INSTRUCTION: Search the listing for "deliberate" and copy every line where it appears.

— begin —

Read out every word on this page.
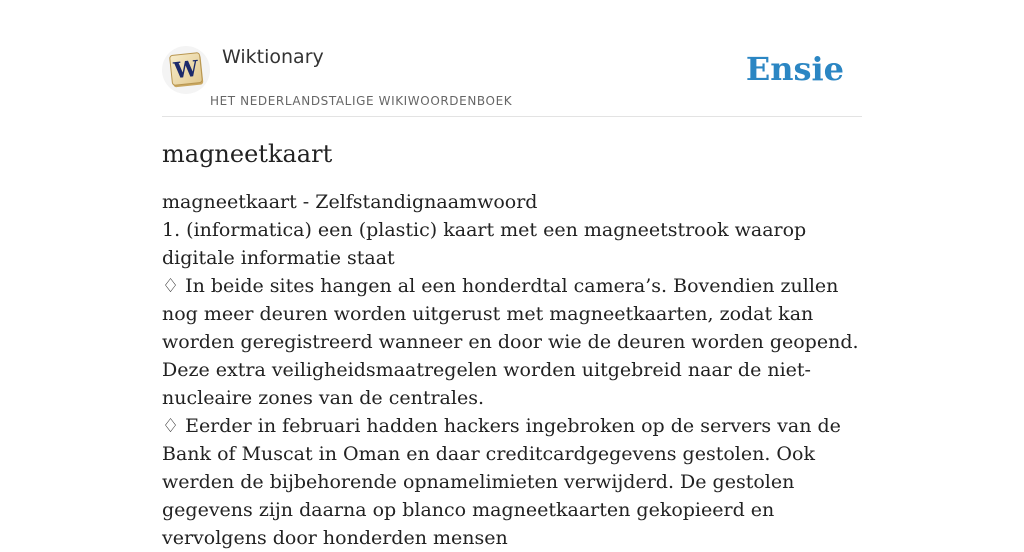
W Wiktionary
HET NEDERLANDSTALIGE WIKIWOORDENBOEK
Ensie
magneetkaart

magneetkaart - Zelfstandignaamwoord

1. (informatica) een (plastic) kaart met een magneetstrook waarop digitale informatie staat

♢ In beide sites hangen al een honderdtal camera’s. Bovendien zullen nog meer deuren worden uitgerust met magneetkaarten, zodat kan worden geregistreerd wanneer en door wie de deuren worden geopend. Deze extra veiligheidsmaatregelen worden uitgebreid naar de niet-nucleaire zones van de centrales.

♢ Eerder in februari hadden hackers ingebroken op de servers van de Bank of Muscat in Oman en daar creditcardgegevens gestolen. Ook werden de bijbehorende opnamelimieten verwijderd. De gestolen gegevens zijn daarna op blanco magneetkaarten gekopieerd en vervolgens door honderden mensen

— end —
— begin —

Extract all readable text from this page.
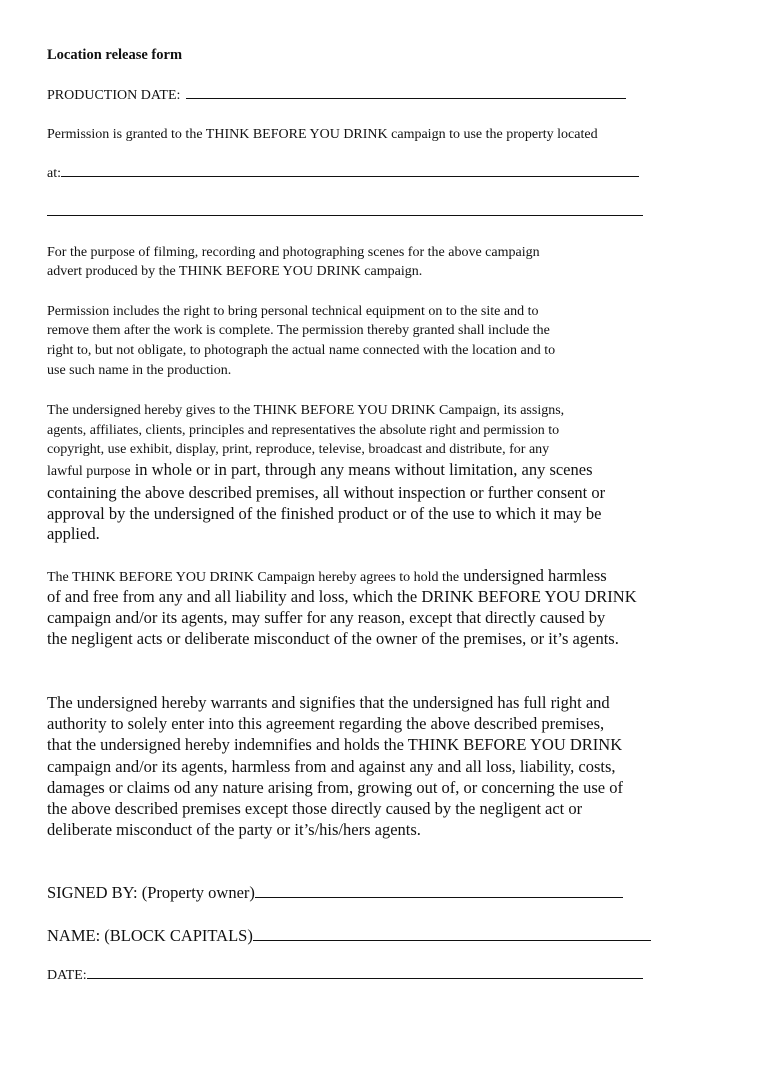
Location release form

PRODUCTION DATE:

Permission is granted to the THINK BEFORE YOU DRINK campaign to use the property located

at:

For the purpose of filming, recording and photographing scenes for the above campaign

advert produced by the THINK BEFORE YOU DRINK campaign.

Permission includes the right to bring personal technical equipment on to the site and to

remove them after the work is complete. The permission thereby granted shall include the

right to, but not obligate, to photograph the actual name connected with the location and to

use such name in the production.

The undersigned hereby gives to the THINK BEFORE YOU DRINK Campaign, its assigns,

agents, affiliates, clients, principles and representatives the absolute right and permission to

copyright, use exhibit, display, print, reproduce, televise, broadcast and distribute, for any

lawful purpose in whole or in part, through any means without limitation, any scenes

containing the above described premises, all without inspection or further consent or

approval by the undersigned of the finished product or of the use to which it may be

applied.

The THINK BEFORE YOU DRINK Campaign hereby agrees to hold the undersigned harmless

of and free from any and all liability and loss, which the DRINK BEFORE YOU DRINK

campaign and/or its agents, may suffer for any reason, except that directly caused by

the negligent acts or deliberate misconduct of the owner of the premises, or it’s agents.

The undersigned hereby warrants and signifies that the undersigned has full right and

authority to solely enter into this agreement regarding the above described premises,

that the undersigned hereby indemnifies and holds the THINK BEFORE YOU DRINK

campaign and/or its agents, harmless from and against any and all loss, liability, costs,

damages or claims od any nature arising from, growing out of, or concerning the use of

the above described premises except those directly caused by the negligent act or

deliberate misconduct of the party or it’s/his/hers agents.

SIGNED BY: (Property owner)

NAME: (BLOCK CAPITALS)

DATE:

— end —

SOLUTION BELOW:
the negligent acts or deliberate misconduct of the owner of the premises, or it’s agents.
deliberate misconduct of the party or it’s/his/hers agents.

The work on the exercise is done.